TASK STATEMENT =>
Output all of the data below exactly as given.

DATA ROWS =>
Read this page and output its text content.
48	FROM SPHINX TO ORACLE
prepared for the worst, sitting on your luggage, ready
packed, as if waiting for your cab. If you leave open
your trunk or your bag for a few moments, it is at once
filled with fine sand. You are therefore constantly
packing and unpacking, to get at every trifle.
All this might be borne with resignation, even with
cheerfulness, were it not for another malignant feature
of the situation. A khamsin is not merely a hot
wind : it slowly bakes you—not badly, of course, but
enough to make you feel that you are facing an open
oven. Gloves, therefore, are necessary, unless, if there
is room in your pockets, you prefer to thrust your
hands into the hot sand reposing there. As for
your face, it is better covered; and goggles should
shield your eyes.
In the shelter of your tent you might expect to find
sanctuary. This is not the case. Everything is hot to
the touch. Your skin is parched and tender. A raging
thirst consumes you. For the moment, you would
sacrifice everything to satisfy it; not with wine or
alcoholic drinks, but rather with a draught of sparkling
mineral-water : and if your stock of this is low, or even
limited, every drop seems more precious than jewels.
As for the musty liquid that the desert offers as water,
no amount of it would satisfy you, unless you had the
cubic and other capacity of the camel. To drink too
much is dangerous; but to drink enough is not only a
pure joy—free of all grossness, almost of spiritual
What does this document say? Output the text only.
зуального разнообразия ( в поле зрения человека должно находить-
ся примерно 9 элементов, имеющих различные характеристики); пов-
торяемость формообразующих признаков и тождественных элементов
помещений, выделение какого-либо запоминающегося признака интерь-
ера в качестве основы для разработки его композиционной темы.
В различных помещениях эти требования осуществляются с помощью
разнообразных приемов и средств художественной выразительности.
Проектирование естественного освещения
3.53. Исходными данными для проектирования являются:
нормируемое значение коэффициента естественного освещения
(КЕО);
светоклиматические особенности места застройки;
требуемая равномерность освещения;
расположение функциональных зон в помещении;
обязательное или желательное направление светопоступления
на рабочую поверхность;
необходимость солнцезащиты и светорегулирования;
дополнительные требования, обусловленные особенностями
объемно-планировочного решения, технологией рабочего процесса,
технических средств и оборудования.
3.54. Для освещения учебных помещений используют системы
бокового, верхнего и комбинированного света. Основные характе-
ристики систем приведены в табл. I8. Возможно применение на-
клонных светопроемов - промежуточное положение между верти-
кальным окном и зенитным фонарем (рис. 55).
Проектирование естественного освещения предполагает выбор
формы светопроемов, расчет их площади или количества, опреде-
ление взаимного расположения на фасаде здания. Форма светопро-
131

REPLY TO THE EXERCISE =>
Read this page and output its text content.
48	FROM SPHINX TO ORACLE
prepared for the worst, sitting on your luggage, ready
packed, as if waiting for your cab. If you leave open
your trunk or your bag for a few moments, it is at once
filled with fine sand. You are therefore constantly
packing and unpacking, to get at every trifle.
All this might be borne with resignation, even with
cheerfulness, were it not for another malignant feature
of the situation. A khamsin is not merely a hot
wind : it slowly bakes you—not badly, of course, but
enough to make you feel that you are facing an open
oven. Gloves, therefore, are necessary, unless, if there
is room in your pockets, you prefer to thrust your
hands into the hot sand reposing there. As for
your face, it is better covered; and goggles should
shield your eyes.
In the shelter of your tent you might expect to find
sanctuary. This is not the case. Everything is hot to
the touch. Your skin is parched and tender. A raging
thirst consumes you. For the moment, you would
sacrifice everything to satisfy it; not with wine or
alcoholic drinks, but rather with a draught of sparkling
mineral-water : and if your stock of this is low, or even
limited, every drop seems more precious than jewels.
As for the musty liquid that the desert offers as water,
no amount of it would satisfy you, unless you had the
cubic and other capacity of the camel. To drink too
much is dangerous; but to drink enough is not only a
pure joy—free of all grossness, almost of spiritual
What does this document say? Output the text only.
зуального разнообразия ( в поле зрения человека должно находить-
ся примерно 9 элементов, имеющих различные характеристики); пов-
торяемость формообразующих признаков и тождественных элементов
помещений, выделение какого-либо запоминающегося признака интерь-
ера в качестве основы для разработки его композиционной темы.
В различных помещениях эти требования осуществляются с помощью
разнообразных приемов и средств художественной выразительности.
Проектирование естественного освещения
3.53. Исходными данными для проектирования являются:
нормируемое значение коэффициента естественного освещения
(КЕО);
светоклиматические особенности места застройки;
требуемая равномерность освещения;
расположение функциональных зон в помещении;
обязательное или желательное направление светопоступления
на рабочую поверхность;
необходимость солнцезащиты и светорегулирования;
дополнительные требования, обусловленные особенностями
объемно-планировочного решения, технологией рабочего процесса,
технических средств и оборудования.
3.54. Для освещения учебных помещений используют системы
бокового, верхнего и комбинированного света. Основные характе-
ристики систем приведены в табл. I8. Возможно применение на-
клонных светопроемов - промежуточное положение между верти-
кальным окном и зенитным фонарем (рис. 55).
Проектирование естественного освещения предполагает выбор
формы светопроемов, расчет их площади или количества, опреде-
ление взаимного расположения на фасаде здания. Форма светопро-
131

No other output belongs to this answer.